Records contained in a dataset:
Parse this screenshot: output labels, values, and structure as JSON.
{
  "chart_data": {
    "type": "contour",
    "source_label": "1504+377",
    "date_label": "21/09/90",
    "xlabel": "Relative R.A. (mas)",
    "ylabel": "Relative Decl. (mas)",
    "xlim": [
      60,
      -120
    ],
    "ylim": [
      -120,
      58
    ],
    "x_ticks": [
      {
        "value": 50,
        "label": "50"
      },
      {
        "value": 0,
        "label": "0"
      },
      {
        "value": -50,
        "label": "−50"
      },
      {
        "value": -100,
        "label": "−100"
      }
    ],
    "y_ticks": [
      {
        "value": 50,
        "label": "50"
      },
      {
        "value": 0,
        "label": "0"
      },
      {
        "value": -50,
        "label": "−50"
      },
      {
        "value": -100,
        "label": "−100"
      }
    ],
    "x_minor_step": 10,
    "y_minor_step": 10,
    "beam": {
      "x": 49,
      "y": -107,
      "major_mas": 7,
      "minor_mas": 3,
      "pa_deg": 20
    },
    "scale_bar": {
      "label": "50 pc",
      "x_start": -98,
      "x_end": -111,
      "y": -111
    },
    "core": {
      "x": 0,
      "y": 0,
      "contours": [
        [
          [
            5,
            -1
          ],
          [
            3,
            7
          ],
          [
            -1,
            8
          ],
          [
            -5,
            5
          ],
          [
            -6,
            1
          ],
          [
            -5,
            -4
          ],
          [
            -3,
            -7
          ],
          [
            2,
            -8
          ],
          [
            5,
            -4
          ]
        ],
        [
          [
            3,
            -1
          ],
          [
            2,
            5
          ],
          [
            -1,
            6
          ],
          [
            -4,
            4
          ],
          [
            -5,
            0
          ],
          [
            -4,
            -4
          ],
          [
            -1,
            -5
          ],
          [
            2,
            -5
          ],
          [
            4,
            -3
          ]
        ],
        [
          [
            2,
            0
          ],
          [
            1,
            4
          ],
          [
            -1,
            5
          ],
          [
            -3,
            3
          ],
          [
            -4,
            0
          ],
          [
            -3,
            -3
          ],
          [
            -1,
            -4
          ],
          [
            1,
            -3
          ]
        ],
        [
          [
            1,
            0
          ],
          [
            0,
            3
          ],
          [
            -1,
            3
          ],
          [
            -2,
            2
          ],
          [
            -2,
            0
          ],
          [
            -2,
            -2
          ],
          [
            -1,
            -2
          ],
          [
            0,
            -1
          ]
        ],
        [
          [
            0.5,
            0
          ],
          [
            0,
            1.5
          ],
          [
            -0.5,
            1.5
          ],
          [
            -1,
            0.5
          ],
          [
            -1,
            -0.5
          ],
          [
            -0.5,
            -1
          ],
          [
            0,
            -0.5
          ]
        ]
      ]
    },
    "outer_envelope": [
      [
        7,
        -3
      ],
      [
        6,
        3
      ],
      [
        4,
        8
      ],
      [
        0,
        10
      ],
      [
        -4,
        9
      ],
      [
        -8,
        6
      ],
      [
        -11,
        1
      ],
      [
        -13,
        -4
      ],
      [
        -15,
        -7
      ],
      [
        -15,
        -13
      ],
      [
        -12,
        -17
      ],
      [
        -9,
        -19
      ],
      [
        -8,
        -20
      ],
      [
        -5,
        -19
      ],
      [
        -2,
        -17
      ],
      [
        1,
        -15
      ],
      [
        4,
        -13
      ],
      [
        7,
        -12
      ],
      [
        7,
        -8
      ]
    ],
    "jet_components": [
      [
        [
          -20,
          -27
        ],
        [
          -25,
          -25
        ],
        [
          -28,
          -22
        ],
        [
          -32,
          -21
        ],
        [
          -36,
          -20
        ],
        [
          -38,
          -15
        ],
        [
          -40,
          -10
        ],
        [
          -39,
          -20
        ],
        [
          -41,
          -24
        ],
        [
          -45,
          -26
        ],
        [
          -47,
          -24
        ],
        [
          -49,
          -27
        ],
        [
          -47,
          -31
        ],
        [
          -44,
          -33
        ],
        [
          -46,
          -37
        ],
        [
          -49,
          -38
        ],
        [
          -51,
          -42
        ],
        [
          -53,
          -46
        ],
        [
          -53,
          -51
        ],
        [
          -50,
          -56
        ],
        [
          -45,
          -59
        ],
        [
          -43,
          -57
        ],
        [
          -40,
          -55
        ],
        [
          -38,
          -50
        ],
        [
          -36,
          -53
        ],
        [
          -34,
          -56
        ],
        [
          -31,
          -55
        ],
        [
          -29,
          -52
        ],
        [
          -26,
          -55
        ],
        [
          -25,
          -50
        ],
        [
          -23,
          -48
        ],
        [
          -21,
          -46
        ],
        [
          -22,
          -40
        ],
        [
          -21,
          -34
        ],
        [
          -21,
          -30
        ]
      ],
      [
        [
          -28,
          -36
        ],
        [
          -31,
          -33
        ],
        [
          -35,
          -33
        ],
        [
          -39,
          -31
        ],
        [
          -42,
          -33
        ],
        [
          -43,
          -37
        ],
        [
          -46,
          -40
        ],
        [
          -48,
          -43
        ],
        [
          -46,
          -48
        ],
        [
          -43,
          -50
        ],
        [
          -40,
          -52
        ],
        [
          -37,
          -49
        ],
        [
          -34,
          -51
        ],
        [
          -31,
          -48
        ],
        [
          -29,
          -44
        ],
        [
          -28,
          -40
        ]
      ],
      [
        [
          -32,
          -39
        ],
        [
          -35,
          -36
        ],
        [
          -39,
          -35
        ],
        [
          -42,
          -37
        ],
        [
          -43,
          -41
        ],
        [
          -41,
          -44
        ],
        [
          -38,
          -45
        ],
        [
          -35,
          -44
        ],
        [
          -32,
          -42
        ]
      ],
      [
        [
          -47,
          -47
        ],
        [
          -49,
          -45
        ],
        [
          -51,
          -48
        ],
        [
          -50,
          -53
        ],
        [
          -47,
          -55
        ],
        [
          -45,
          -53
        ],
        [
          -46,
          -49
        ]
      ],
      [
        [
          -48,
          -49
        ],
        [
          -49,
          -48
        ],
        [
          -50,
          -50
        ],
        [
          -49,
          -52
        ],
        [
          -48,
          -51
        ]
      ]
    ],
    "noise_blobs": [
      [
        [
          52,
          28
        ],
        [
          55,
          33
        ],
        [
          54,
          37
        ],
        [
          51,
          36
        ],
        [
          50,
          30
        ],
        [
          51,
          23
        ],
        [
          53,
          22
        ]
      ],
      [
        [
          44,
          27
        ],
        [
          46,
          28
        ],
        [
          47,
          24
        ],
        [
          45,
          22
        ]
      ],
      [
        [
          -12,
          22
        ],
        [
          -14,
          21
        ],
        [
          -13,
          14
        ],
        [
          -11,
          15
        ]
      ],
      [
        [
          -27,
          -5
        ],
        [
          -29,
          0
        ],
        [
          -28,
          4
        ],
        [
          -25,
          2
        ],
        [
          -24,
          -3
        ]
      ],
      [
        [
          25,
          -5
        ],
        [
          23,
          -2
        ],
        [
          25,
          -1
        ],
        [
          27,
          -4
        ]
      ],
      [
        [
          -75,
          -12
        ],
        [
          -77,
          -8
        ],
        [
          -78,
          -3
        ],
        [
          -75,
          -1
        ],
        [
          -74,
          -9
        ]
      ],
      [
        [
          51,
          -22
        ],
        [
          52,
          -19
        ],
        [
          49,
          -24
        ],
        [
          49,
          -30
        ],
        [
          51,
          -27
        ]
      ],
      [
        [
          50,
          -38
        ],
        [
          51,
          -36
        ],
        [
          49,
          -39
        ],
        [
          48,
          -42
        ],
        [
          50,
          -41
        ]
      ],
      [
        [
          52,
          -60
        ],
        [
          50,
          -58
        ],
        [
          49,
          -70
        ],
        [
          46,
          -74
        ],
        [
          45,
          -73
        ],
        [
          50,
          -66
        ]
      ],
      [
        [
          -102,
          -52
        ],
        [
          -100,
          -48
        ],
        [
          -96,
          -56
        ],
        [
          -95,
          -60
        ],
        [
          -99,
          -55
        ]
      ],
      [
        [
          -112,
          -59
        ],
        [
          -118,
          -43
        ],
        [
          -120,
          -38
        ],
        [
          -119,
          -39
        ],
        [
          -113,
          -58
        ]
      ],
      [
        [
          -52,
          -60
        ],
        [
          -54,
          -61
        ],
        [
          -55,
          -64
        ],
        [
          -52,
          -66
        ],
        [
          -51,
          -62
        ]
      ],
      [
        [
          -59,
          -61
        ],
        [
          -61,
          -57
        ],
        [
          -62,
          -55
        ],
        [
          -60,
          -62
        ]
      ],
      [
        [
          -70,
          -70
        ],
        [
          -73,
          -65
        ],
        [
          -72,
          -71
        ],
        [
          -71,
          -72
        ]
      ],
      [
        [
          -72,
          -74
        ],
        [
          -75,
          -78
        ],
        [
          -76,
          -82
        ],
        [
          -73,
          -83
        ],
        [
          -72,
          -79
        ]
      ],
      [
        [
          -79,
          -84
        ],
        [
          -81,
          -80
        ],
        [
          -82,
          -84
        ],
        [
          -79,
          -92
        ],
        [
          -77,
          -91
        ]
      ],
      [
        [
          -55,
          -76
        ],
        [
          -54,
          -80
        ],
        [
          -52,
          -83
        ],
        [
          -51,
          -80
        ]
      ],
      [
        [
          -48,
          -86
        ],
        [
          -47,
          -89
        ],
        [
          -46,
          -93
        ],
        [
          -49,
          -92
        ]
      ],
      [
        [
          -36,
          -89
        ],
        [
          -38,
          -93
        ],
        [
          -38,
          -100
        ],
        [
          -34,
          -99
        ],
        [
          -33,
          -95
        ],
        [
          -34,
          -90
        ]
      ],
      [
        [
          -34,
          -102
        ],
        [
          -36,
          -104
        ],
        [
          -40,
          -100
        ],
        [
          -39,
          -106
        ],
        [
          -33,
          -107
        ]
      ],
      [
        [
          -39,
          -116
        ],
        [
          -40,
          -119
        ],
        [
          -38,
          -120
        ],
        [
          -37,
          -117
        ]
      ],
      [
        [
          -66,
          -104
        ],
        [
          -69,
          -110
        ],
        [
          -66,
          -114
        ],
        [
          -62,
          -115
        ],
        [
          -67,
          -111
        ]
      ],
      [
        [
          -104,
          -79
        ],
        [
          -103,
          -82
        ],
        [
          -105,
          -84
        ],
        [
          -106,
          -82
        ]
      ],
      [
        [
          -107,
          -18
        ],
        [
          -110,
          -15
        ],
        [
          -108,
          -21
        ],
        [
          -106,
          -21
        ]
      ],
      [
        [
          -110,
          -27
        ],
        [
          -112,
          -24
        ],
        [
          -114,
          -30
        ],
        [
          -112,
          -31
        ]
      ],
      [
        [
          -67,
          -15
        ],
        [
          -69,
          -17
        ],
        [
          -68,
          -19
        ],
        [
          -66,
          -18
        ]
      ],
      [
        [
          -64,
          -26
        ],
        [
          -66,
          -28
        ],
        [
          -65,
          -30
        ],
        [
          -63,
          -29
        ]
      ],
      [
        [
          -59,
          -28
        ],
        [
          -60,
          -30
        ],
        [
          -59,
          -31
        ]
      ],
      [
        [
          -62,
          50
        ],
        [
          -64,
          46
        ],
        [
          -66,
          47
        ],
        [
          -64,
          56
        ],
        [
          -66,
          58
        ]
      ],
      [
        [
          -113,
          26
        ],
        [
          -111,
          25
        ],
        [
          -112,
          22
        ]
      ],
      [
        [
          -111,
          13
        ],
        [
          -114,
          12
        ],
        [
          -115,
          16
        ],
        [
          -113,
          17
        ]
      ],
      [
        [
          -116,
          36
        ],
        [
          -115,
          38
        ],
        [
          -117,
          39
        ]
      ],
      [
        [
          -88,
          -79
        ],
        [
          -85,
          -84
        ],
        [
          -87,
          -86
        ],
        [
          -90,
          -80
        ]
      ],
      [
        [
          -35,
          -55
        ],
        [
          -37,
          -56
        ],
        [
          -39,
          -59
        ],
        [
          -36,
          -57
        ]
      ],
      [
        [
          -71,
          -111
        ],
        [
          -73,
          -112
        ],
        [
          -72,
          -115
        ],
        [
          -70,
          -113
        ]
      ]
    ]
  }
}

• [Problem details]
Return the number of lines that include the word "Relative", and nothing else.

• [Exercise result]
2